Collected data entries
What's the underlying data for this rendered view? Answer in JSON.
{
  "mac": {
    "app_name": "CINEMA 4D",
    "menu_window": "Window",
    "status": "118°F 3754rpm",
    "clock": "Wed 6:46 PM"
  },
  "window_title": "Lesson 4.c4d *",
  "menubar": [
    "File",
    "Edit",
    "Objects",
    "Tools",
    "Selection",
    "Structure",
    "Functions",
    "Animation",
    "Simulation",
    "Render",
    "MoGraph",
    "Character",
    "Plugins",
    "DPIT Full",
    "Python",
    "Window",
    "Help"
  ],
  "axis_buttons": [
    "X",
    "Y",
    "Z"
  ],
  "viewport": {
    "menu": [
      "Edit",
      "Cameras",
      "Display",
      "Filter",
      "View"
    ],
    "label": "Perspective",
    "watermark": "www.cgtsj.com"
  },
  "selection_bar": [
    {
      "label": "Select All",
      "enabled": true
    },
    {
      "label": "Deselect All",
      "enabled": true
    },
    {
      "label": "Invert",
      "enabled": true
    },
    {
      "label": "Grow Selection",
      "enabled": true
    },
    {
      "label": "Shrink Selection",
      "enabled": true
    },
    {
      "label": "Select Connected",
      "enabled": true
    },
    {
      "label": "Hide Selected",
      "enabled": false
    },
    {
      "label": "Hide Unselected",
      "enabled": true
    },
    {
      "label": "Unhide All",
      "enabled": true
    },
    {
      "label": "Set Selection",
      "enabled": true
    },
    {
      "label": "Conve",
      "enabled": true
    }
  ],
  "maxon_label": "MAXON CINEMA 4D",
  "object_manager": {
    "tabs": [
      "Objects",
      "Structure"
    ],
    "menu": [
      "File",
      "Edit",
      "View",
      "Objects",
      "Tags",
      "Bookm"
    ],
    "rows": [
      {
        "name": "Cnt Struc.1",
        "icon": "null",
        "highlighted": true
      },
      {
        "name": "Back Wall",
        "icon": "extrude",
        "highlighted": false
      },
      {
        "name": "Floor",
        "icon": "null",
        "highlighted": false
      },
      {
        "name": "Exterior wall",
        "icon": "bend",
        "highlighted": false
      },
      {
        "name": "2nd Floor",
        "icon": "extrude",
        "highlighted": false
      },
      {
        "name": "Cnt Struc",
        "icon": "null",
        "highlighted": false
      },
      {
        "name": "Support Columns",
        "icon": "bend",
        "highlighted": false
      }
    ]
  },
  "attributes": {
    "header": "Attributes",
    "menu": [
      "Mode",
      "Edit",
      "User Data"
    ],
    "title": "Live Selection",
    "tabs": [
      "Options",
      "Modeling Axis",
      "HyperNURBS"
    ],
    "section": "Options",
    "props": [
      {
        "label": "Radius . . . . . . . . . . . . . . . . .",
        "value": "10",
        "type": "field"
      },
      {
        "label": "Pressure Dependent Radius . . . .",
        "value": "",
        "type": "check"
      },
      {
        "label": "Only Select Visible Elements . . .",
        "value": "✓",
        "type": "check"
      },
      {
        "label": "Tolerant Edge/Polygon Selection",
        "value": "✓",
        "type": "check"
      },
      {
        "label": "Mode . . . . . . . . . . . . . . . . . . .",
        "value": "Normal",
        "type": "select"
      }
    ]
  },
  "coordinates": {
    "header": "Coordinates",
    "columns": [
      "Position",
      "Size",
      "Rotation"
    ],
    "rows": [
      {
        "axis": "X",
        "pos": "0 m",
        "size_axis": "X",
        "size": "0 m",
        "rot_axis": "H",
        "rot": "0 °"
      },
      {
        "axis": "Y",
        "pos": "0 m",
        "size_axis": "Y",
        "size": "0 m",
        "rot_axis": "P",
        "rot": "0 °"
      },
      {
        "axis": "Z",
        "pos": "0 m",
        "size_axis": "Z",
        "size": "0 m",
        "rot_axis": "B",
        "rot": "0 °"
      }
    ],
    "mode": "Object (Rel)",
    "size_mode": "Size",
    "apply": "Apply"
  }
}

## WRITTEN EXERCISE
Take the entries above and transcribe them exactly.

## EXERCISE ANSWER
What's the underlying data for this rendered view? Answer in JSON.
{
  "mac": {
    "app_name": "CINEMA 4D",
    "menu_window": "Window",
    "status": "118°F 3754rpm",
    "clock": "Wed 6:46 PM"
  },
  "window_title": "Lesson 4.c4d *",
  "menubar": [
    "File",
    "Edit",
    "Objects",
    "Tools",
    "Selection",
    "Structure",
    "Functions",
    "Animation",
    "Simulation",
    "Render",
    "MoGraph",
    "Character",
    "Plugins",
    "DPIT Full",
    "Python",
    "Window",
    "Help"
  ],
  "axis_buttons": [
    "X",
    "Y",
    "Z"
  ],
  "viewport": {
    "menu": [
      "Edit",
      "Cameras",
      "Display",
      "Filter",
      "View"
    ],
    "label": "Perspective",
    "watermark": "www.cgtsj.com"
  },
  "selection_bar": [
    {
      "label": "Select All",
      "enabled": true
    },
    {
      "label": "Deselect All",
      "enabled": true
    },
    {
      "label": "Invert",
      "enabled": true
    },
    {
      "label": "Grow Selection",
      "enabled": true
    },
    {
      "label": "Shrink Selection",
      "enabled": true
    },
    {
      "label": "Select Connected",
      "enabled": true
    },
    {
      "label": "Hide Selected",
      "enabled": false
    },
    {
      "label": "Hide Unselected",
      "enabled": true
    },
    {
      "label": "Unhide All",
      "enabled": true
    },
    {
      "label": "Set Selection",
      "enabled": true
    },
    {
      "label": "Conve",
      "enabled": true
    }
  ],
  "maxon_label": "MAXON CINEMA 4D",
  "object_manager": {
    "tabs": [
      "Objects",
      "Structure"
    ],
    "menu": [
      "File",
      "Edit",
      "View",
      "Objects",
      "Tags",
      "Bookm"
    ],
    "rows": [
      {
        "name": "Cnt Struc.1",
        "icon": "null",
        "highlighted": true
      },
      {
        "name": "Back Wall",
        "icon": "extrude",
        "highlighted": false
      },
      {
        "name": "Floor",
        "icon": "null",
        "highlighted": false
      },
      {
        "name": "Exterior wall",
        "icon": "bend",
        "highlighted": false
      },
      {
        "name": "2nd Floor",
        "icon": "extrude",
        "highlighted": false
      },
      {
        "name": "Cnt Struc",
        "icon": "null",
        "highlighted": false
      },
      {
        "name": "Support Columns",
        "icon": "bend",
        "highlighted": false
      }
    ]
  },
  "attributes": {
    "header": "Attributes",
    "menu": [
      "Mode",
      "Edit",
      "User Data"
    ],
    "title": "Live Selection",
    "tabs": [
      "Options",
      "Modeling Axis",
      "HyperNURBS"
    ],
    "section": "Options",
    "props": [
      {
        "label": "Radius . . . . . . . . . . . . . . . . .",
        "value": "10",
        "type": "field"
      },
      {
        "label": "Pressure Dependent Radius . . . .",
        "value": "",
        "type": "check"
      },
      {
        "label": "Only Select Visible Elements . . .",
        "value": "✓",
        "type": "check"
      },
      {
        "label": "Tolerant Edge/Polygon Selection",
        "value": "✓",
        "type": "check"
      },
      {
        "label": "Mode . . . . . . . . . . . . . . . . . . .",
        "value": "Normal",
        "type": "select"
      }
    ]
  },
  "coordinates": {
    "header": "Coordinates",
    "columns": [
      "Position",
      "Size",
      "Rotation"
    ],
    "rows": [
      {
        "axis": "X",
        "pos": "0 m",
        "size_axis": "X",
        "size": "0 m",
        "rot_axis": "H",
        "rot": "0 °"
      },
      {
        "axis": "Y",
        "pos": "0 m",
        "size_axis": "Y",
        "size": "0 m",
        "rot_axis": "P",
        "rot": "0 °"
      },
      {
        "axis": "Z",
        "pos": "0 m",
        "size_axis": "Z",
        "size": "0 m",
        "rot_axis": "B",
        "rot": "0 °"
      }
    ],
    "mode": "Object (Rel)",
    "size_mode": "Size",
    "apply": "Apply"
  }
}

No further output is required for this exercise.